Exactly reproduce the line that contains "What's the underlying" and all lines after it in the entries below, through the very last line.

(Stored items)
::::
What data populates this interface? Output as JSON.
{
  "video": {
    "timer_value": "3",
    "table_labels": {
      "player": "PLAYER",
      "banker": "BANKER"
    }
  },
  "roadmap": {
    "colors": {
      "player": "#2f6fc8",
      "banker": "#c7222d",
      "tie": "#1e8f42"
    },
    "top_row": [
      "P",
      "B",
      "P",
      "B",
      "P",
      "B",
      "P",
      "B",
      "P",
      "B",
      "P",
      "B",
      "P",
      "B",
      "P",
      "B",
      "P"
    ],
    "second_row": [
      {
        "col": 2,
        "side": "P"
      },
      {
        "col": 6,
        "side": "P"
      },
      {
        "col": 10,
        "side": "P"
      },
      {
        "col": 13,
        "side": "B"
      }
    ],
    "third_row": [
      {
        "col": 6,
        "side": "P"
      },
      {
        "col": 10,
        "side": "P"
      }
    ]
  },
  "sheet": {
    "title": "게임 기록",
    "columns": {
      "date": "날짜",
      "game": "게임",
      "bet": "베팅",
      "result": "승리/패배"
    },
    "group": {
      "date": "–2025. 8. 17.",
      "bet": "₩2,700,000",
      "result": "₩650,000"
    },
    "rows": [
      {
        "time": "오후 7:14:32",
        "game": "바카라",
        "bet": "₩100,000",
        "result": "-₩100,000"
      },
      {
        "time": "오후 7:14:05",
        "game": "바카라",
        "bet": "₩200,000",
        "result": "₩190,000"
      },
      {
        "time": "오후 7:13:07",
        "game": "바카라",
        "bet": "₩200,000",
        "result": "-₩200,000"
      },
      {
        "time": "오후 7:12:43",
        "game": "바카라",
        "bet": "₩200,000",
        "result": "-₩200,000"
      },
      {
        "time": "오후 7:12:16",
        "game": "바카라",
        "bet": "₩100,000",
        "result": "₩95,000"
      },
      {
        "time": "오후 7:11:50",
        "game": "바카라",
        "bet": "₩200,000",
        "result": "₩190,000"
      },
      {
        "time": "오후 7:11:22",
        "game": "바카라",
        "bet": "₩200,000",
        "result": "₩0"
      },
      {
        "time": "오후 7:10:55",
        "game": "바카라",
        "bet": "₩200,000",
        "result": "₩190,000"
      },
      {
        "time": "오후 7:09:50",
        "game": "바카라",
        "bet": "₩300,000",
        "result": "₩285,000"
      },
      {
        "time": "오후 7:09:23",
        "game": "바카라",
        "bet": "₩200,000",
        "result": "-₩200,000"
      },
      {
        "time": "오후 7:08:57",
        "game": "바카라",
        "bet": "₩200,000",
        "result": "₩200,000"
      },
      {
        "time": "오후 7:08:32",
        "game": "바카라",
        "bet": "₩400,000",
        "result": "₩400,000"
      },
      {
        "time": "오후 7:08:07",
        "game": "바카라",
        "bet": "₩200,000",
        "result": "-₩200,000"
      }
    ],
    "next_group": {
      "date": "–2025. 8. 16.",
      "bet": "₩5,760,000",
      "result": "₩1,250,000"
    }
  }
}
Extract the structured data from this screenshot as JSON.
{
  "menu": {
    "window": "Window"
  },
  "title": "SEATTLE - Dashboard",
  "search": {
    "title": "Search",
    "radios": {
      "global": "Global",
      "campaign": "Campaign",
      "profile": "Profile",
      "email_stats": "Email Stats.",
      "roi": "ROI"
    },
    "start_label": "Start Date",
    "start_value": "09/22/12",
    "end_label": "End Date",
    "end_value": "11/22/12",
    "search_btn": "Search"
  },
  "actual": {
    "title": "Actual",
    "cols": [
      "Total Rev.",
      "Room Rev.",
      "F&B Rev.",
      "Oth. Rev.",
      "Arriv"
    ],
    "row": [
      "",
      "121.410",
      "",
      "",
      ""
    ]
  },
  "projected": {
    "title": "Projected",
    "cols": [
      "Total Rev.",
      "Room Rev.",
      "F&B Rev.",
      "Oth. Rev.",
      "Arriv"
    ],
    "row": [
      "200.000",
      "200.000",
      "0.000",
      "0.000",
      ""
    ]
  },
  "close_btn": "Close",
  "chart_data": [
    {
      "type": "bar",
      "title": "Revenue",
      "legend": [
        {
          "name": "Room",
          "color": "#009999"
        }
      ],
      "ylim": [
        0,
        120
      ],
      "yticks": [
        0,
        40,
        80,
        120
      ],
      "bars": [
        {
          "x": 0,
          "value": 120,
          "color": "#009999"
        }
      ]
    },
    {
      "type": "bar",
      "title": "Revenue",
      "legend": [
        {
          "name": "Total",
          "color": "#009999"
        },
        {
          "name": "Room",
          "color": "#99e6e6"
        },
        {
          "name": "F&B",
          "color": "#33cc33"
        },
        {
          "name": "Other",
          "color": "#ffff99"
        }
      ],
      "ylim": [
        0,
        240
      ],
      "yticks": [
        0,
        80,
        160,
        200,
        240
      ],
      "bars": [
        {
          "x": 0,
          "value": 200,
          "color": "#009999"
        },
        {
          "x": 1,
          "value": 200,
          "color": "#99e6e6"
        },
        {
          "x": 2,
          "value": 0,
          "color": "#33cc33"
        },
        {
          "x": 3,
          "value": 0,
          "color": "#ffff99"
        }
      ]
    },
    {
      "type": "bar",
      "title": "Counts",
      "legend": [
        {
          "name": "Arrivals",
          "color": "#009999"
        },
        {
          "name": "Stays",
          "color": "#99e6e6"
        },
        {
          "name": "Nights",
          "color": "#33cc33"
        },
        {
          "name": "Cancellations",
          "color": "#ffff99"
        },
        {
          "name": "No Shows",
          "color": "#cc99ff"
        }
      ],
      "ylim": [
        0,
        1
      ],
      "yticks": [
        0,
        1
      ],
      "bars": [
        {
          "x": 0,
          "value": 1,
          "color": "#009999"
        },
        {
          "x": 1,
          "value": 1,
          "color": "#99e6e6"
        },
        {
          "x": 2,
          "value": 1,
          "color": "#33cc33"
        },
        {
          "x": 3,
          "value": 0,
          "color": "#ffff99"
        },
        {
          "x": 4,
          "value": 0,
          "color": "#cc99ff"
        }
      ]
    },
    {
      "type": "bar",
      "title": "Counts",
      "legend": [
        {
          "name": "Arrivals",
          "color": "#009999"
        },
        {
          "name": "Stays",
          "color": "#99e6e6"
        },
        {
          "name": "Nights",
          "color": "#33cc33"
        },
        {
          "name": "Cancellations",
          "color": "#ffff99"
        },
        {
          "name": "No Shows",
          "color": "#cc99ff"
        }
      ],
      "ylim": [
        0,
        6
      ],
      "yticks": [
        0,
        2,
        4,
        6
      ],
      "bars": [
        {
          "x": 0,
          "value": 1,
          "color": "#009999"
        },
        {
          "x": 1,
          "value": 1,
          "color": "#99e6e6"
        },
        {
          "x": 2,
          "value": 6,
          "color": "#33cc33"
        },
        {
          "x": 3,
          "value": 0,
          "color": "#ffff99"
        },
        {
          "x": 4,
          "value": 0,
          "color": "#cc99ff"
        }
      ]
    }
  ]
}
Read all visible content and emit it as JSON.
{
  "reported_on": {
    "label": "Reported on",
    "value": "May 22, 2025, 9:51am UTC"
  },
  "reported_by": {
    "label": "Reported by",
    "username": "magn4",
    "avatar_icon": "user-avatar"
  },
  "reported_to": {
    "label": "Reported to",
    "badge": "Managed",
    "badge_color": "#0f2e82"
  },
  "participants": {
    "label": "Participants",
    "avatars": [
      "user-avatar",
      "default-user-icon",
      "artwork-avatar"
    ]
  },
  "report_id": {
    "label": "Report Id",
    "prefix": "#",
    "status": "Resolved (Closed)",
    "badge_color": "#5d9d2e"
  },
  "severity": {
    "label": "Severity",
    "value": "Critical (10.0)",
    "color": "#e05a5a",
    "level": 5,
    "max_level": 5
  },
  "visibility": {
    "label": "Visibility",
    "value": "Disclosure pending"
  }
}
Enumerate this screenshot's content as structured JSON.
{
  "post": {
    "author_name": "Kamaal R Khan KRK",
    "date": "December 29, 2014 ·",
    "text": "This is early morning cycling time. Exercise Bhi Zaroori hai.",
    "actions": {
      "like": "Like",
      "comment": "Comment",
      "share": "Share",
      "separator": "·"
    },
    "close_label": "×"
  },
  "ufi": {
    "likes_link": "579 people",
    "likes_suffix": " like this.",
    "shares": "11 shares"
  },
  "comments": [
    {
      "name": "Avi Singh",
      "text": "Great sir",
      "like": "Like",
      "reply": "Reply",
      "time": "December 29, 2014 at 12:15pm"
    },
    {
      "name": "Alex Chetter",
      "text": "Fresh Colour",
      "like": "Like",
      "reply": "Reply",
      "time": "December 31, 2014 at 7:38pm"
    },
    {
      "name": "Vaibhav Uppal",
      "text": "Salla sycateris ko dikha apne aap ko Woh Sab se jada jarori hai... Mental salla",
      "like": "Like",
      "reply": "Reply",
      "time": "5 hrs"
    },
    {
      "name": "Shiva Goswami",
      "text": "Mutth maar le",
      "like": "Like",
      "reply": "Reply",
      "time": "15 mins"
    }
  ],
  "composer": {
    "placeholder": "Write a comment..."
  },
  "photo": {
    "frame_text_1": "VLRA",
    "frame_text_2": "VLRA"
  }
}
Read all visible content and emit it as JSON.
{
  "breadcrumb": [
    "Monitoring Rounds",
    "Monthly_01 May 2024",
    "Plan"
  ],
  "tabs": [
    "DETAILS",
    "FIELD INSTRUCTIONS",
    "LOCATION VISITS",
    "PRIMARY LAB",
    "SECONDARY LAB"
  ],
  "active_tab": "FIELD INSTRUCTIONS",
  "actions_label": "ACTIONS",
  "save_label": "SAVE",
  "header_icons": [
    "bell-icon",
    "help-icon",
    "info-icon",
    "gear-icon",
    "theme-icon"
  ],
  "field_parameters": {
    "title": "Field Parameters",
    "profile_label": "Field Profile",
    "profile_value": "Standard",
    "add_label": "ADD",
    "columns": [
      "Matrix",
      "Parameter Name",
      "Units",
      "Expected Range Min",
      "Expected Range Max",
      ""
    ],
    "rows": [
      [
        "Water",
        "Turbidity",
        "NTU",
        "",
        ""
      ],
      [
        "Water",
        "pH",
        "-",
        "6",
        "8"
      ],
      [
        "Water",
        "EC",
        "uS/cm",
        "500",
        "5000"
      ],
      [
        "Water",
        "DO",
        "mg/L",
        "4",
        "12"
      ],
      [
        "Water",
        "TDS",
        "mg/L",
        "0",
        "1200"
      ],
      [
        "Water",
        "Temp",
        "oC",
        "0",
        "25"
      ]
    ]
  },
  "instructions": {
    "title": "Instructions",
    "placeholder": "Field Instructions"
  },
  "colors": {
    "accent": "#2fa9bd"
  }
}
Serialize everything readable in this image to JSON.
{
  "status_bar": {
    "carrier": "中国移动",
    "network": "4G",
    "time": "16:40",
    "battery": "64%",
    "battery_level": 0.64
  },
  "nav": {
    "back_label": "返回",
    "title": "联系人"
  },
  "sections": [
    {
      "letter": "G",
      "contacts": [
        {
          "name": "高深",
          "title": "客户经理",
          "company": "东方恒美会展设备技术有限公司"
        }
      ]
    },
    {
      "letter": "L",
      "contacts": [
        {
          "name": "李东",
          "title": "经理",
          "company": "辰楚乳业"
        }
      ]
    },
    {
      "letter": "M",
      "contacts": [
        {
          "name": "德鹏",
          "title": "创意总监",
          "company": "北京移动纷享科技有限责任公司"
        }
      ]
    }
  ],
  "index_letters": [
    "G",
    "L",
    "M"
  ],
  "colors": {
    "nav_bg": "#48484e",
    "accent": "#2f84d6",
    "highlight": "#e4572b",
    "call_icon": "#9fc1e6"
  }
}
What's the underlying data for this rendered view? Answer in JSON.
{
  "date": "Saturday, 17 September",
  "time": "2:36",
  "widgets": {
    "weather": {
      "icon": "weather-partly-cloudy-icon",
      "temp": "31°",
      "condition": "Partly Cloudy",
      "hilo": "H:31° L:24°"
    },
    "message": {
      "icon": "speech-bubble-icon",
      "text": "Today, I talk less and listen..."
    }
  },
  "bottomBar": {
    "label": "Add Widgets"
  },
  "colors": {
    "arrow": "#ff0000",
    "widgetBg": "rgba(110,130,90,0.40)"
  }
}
::::
## WORKED SOLUTION
What's the underlying data for this rendered view? Answer in JSON.
{
  "date": "Saturday, 17 September",
  "time": "2:36",
  "widgets": {
    "weather": {
      "icon": "weather-partly-cloudy-icon",
      "temp": "31°",
      "condition": "Partly Cloudy",
      "hilo": "H:31° L:24°"
    },
    "message": {
      "icon": "speech-bubble-icon",
      "text": "Today, I talk less and listen..."
    }
  },
  "bottomBar": {
    "label": "Add Widgets"
  },
  "colors": {
    "arrow": "#ff0000",
    "widgetBg": "rgba(110,130,90,0.40)"
  }
}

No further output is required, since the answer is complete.